- Material shown -
——————————
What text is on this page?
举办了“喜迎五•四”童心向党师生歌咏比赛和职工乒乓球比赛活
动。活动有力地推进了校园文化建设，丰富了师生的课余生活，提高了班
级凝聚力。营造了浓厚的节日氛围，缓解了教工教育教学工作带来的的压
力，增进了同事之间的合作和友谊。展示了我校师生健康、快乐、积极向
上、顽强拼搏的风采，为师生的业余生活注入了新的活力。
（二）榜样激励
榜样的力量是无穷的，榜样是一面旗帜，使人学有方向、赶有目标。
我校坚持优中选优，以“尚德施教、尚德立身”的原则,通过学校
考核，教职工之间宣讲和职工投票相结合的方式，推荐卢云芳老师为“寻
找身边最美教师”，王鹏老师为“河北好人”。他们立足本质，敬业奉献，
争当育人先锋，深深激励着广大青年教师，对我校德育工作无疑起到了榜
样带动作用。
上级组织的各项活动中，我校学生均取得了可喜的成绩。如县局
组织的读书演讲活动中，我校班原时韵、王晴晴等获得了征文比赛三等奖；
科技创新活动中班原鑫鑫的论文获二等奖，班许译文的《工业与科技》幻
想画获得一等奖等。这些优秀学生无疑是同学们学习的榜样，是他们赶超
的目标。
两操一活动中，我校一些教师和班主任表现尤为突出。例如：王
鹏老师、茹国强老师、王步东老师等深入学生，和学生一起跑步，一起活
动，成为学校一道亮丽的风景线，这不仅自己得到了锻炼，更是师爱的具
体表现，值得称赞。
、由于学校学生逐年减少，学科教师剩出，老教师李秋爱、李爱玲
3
——————————
- What you will do -
From the records above, extract every line exactly as it stands.

- Result of this task -
What text is on this page?
举办了“喜迎五•四”童心向党师生歌咏比赛和职工乒乓球比赛活
动。活动有力地推进了校园文化建设，丰富了师生的课余生活，提高了班
级凝聚力。营造了浓厚的节日氛围，缓解了教工教育教学工作带来的的压
力，增进了同事之间的合作和友谊。展示了我校师生健康、快乐、积极向
上、顽强拼搏的风采，为师生的业余生活注入了新的活力。
（二）榜样激励
榜样的力量是无穷的，榜样是一面旗帜，使人学有方向、赶有目标。
我校坚持优中选优，以“尚德施教、尚德立身”的原则,通过学校
考核，教职工之间宣讲和职工投票相结合的方式，推荐卢云芳老师为“寻
找身边最美教师”，王鹏老师为“河北好人”。他们立足本质，敬业奉献，
争当育人先锋，深深激励着广大青年教师，对我校德育工作无疑起到了榜
样带动作用。
上级组织的各项活动中，我校学生均取得了可喜的成绩。如县局
组织的读书演讲活动中，我校班原时韵、王晴晴等获得了征文比赛三等奖；
科技创新活动中班原鑫鑫的论文获二等奖，班许译文的《工业与科技》幻
想画获得一等奖等。这些优秀学生无疑是同学们学习的榜样，是他们赶超
的目标。
两操一活动中，我校一些教师和班主任表现尤为突出。例如：王
鹏老师、茹国强老师、王步东老师等深入学生，和学生一起跑步，一起活
动，成为学校一道亮丽的风景线，这不仅自己得到了锻炼，更是师爱的具
体表现，值得称赞。
、由于学校学生逐年减少，学科教师剩出，老教师李秋爱、李爱玲
3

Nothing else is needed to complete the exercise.